** start of Data supplied **

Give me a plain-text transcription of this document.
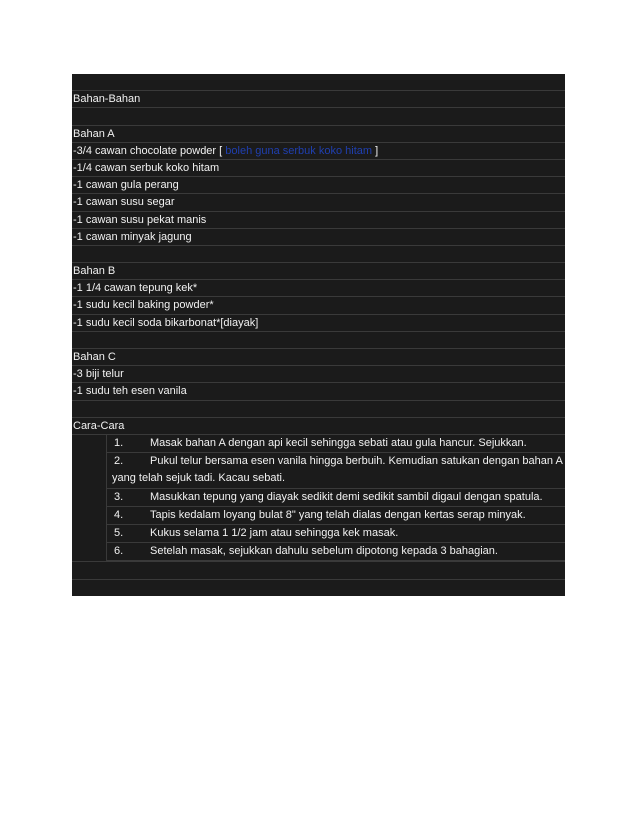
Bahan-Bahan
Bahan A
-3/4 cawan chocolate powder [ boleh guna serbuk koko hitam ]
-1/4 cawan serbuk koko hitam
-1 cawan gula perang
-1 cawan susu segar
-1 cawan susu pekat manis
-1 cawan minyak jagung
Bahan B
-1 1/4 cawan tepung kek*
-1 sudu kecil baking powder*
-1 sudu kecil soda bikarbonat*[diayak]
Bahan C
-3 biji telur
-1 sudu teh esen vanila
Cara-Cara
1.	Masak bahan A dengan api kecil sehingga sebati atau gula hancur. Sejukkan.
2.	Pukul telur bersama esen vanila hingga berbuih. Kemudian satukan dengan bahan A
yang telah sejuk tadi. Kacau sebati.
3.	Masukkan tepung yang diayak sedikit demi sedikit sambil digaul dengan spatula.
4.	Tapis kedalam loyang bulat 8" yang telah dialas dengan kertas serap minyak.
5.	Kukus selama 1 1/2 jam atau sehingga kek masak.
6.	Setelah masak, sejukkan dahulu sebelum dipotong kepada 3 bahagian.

** end of Data supplied **

| Objective |
Return only the count of lines in the records that hold the word "diayak".

| Solution to the exercise |
2